## A TAREFA
Reproduza todas as linhas do material sem nenhuma alteração, deixando de fora as imagens.

Registros armazenados:
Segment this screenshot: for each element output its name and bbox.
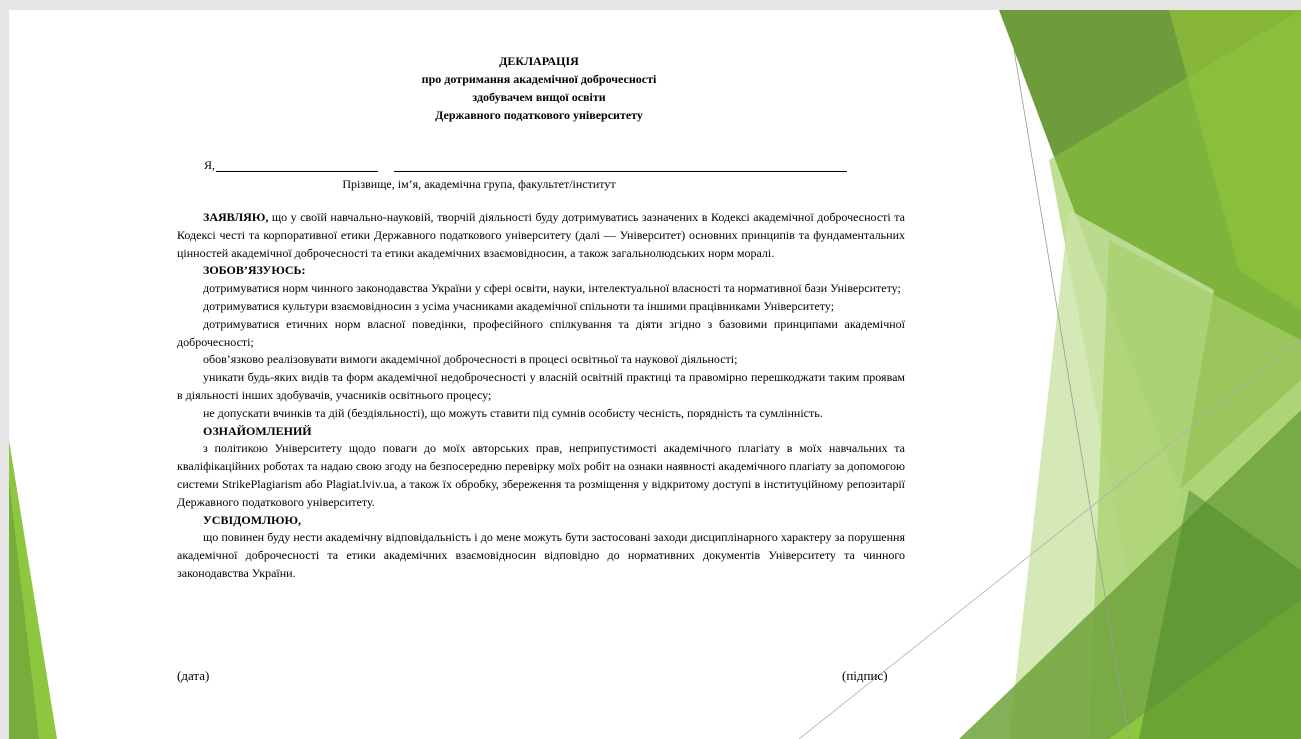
declaration-body (177, 209, 905, 583)
group-faculty-blank-line (394, 171, 847, 172)
informed-text: з політикою Університету щодо поваги до моїх авторських прав, неприпустимості академічного плагіату в моїх навчальних та кваліфікаційних роботах та надаю свою згоду на безпосередню перевірку моїх робіт на ознаки наявності академічного плагіату за допомогою системи StrikePlagiarism або Plagiat.lviv.ua, а також їх обробку, збереження та розміщення у відкритому доступі в інституційному репозитарії Державного податкового університету. (177, 441, 905, 509)
commit-item: обов’язково реалізовувати вимоги академічної доброчесності в процесі освітньої та наукової діяльності; (203, 352, 738, 367)
aware-text: що повинен буду нести академічну відповідальність і до мене можуть бути застосовані заходи дисциплінарного характеру за порушення академічної доброчесності та етики академічних взаємовідносин відповідно до нормативних документів Університету та чинного законодавства України. (177, 530, 905, 580)
commit-item: дотримуватися етичних норм власної поведінки, професійного спілкування та діяти згідно з базовими принципами академічної доброчесності; (177, 316, 905, 349)
title-line: ДЕКЛАРАЦІЯ (499, 54, 579, 68)
title-line: здобувачем вищої освіти (472, 90, 606, 104)
declare-text: що у своїй навчально-науковій, творчій діяльності буду дотримуватись зазначених в Кодексі академічної доброчесності та Кодексі честі та корпоративної етики Державного податкового університету (далі — Університет) основних принципів та фундаментальних цінностей академічної доброчесності та етики академічних взаємовідносин, а також загальнолюдських норм моралі. (177, 210, 905, 260)
commit-item: дотримуватися норм чинного законодавства України у сфері освіти, науки, інтелектуальної власності та нормативної бази Університету; (203, 281, 901, 296)
title-line: Державного податкового університету (435, 108, 643, 122)
name-caption: Прізвище, ім’я, академічна група, факультет/інститут (342, 177, 616, 191)
commit-item: дотримуватися культури взаємовідносин з усіма учасниками академічної спільноти та іншими працівниками Університету; (203, 298, 835, 313)
declare-paragraph (177, 209, 905, 262)
commit-item: не допускати вчинків та дій (бездіяльності), що можуть ставити під сумнів особисту чесність, порядність та сумлінність. (203, 405, 823, 420)
name-blank-line (216, 171, 378, 172)
declaration-title (174, 52, 904, 124)
title-line: про дотримання академічної доброчесності (421, 72, 657, 86)
aware-heading: УСВІДОМЛЮЮ, (203, 512, 302, 527)
date-label: (дата) (177, 668, 210, 683)
name-field-row (204, 158, 864, 178)
name-prefix: Я, (204, 158, 216, 172)
document-slide (9, 10, 1301, 739)
signature-label: (підпис) (842, 668, 888, 683)
commit-heading: ЗОБОВ’ЯЗУЮСЬ: (203, 263, 306, 278)
declare-keyword: ЗАЯВЛЯЮ, (203, 210, 269, 224)
commit-item: уникати будь-яких видів та форм академічної недоброчесності у власній освітній практиці та правомірно перешкоджати таким проявам в діяльності інших здобувачів, учасників освітнього процесу; (177, 370, 905, 402)
informed-heading: ОЗНАЙОМЛЕНИЙ (203, 423, 312, 438)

## RESULTADO DO EXERCÍCIO
Segment this screenshot: for each element output its name and bbox.
declaration-body (177, 209, 905, 583)
group-faculty-blank-line (394, 171, 847, 172)
informed-text: з політикою Університету щодо поваги до моїх авторських прав, неприпустимості академічного плагіату в моїх навчальних та кваліфікаційних роботах та надаю свою згоду на безпосередню перевірку моїх робіт на ознаки наявності академічного плагіату за допомогою системи StrikePlagiarism або Plagiat.lviv.ua, а також їх обробку, збереження та розміщення у відкритому доступі в інституційному репозитарії Державного податкового університету. (177, 441, 905, 509)
commit-item: обов’язково реалізовувати вимоги академічної доброчесності в процесі освітньої та наукової діяльності; (203, 352, 738, 367)
aware-text: що повинен буду нести академічну відповідальність і до мене можуть бути застосовані заходи дисциплінарного характеру за порушення академічної доброчесності та етики академічних взаємовідносин відповідно до нормативних документів Університету та чинного законодавства України. (177, 530, 905, 580)
commit-item: дотримуватися етичних норм власної поведінки, професійного спілкування та діяти згідно з базовими принципами академічної доброчесності; (177, 316, 905, 349)
title-line: ДЕКЛАРАЦІЯ (499, 54, 579, 68)
title-line: здобувачем вищої освіти (472, 90, 606, 104)
declare-text: що у своїй навчально-науковій, творчій діяльності буду дотримуватись зазначених в Кодексі академічної доброчесності та Кодексі честі та корпоративної етики Державного податкового університету (далі — Університет) основних принципів та фундаментальних цінностей академічної доброчесності та етики академічних взаємовідносин, а також загальнолюдських норм моралі. (177, 210, 905, 260)
commit-item: дотримуватися норм чинного законодавства України у сфері освіти, науки, інтелектуальної власності та нормативної бази Університету; (203, 281, 901, 296)
title-line: Державного податкового університету (435, 108, 643, 122)
name-caption: Прізвище, ім’я, академічна група, факультет/інститут (342, 177, 616, 191)
commit-item: дотримуватися культури взаємовідносин з усіма учасниками академічної спільноти та іншими працівниками Університету; (203, 298, 835, 313)
declare-paragraph (177, 209, 905, 262)
commit-item: не допускати вчинків та дій (бездіяльності), що можуть ставити під сумнів особисту чесність, порядність та сумлінність. (203, 405, 823, 420)
name-blank-line (216, 171, 378, 172)
declaration-title (174, 52, 904, 124)
title-line: про дотримання академічної доброчесності (421, 72, 657, 86)
aware-heading: УСВІДОМЛЮЮ, (203, 512, 302, 527)
date-label: (дата) (177, 668, 210, 683)
name-field-row (204, 158, 864, 178)
name-prefix: Я, (204, 158, 216, 172)
document-slide (9, 10, 1301, 739)
signature-label: (підпис) (842, 668, 888, 683)
commit-heading: ЗОБОВ’ЯЗУЮСЬ: (203, 263, 306, 278)
declare-keyword: ЗАЯВЛЯЮ, (203, 210, 269, 224)
commit-item: уникати будь-яких видів та форм академічної недоброчесності у власній освітній практиці та правомірно перешкоджати таким проявам в діяльності інших здобувачів, учасників освітнього процесу; (177, 370, 905, 402)
informed-heading: ОЗНАЙОМЛЕНИЙ (203, 423, 312, 438)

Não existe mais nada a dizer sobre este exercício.